Can all of these lines be returned exactly?

Recorded data

<<<<

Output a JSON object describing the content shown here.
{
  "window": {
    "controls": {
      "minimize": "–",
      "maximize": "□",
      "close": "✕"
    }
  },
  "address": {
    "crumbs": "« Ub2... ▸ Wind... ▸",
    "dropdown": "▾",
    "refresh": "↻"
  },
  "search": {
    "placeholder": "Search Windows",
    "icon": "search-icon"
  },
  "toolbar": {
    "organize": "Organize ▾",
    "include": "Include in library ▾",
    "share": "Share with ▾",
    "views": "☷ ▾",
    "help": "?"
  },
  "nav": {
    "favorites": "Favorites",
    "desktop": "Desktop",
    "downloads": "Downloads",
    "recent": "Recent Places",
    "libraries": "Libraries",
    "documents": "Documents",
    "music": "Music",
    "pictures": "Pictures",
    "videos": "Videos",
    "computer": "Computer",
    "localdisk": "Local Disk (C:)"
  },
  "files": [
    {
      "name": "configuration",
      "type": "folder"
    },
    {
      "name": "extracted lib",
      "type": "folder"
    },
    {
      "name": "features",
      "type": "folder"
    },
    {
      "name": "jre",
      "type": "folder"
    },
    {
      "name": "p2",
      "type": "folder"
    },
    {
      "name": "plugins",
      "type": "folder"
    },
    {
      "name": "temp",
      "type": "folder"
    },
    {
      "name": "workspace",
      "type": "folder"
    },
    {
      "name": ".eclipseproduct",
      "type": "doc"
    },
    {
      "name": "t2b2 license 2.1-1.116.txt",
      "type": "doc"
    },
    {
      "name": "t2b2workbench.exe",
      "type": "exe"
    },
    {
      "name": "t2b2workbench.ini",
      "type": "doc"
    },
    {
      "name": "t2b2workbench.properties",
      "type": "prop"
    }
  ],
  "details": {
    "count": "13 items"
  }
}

>>>>

__Result of the exercise__
Output a JSON object describing the content shown here.
{
  "window": {
    "controls": {
      "minimize": "–",
      "maximize": "□",
      "close": "✕"
    }
  },
  "address": {
    "crumbs": "« Ub2... ▸ Wind... ▸",
    "dropdown": "▾",
    "refresh": "↻"
  },
  "search": {
    "placeholder": "Search Windows",
    "icon": "search-icon"
  },
  "toolbar": {
    "organize": "Organize ▾",
    "include": "Include in library ▾",
    "share": "Share with ▾",
    "views": "☷ ▾",
    "help": "?"
  },
  "nav": {
    "favorites": "Favorites",
    "desktop": "Desktop",
    "downloads": "Downloads",
    "recent": "Recent Places",
    "libraries": "Libraries",
    "documents": "Documents",
    "music": "Music",
    "pictures": "Pictures",
    "videos": "Videos",
    "computer": "Computer",
    "localdisk": "Local Disk (C:)"
  },
  "files": [
    {
      "name": "configuration",
      "type": "folder"
    },
    {
      "name": "extracted lib",
      "type": "folder"
    },
    {
      "name": "features",
      "type": "folder"
    },
    {
      "name": "jre",
      "type": "folder"
    },
    {
      "name": "p2",
      "type": "folder"
    },
    {
      "name": "plugins",
      "type": "folder"
    },
    {
      "name": "temp",
      "type": "folder"
    },
    {
      "name": "workspace",
      "type": "folder"
    },
    {
      "name": ".eclipseproduct",
      "type": "doc"
    },
    {
      "name": "t2b2 license 2.1-1.116.txt",
      "type": "doc"
    },
    {
      "name": "t2b2workbench.exe",
      "type": "exe"
    },
    {
      "name": "t2b2workbench.ini",
      "type": "doc"
    },
    {
      "name": "t2b2workbench.properties",
      "type": "prop"
    }
  ],
  "details": {
    "count": "13 items"
  }
}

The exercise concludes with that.